*RECORD EXCERPTS*:
"""

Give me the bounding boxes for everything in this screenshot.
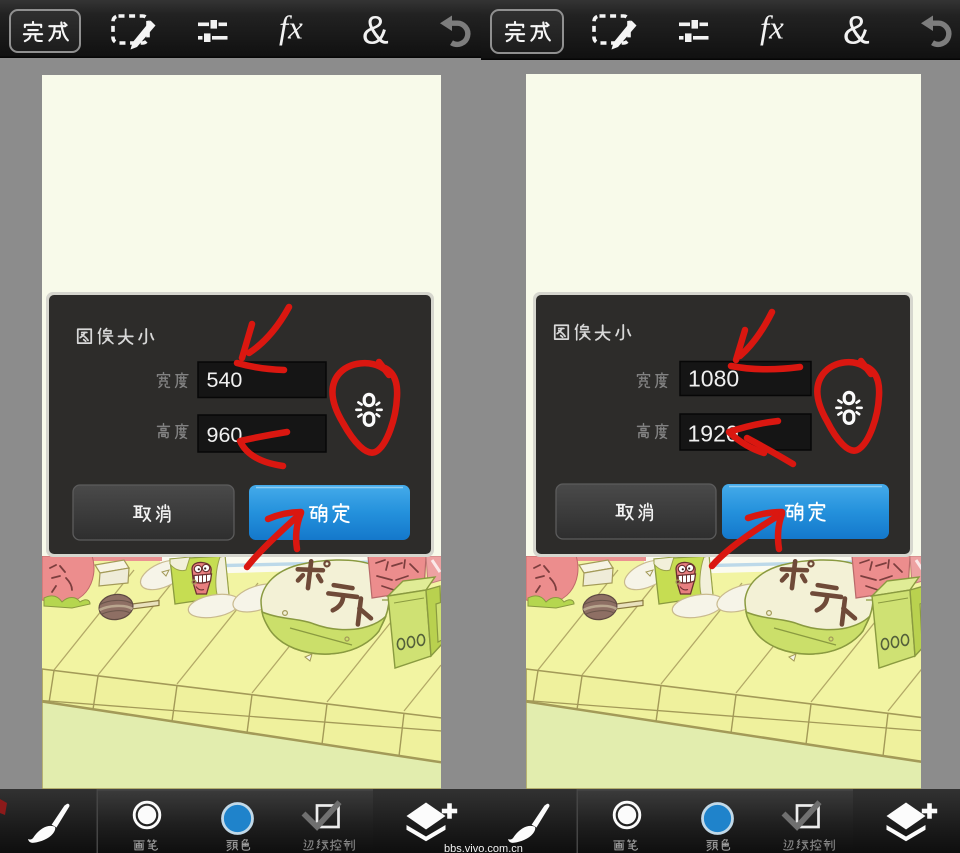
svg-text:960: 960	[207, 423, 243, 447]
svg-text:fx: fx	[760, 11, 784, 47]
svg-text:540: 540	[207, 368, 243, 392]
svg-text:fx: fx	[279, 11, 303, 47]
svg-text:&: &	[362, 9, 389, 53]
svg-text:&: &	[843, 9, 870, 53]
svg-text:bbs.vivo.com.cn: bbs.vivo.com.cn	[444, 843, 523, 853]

"""

Retype every line of the data above word for word, leaving the pictures out of your answer.

Give me the bounding boxes for everything in this screenshot.
svg-text:960: 960	[207, 423, 243, 447]
svg-text:fx: fx	[760, 11, 784, 47]
svg-text:540: 540	[207, 368, 243, 392]
svg-text:fx: fx	[279, 11, 303, 47]
svg-text:&: &	[362, 9, 389, 53]
svg-text:&: &	[843, 9, 870, 53]
svg-text:bbs.vivo.com.cn: bbs.vivo.com.cn	[444, 843, 523, 853]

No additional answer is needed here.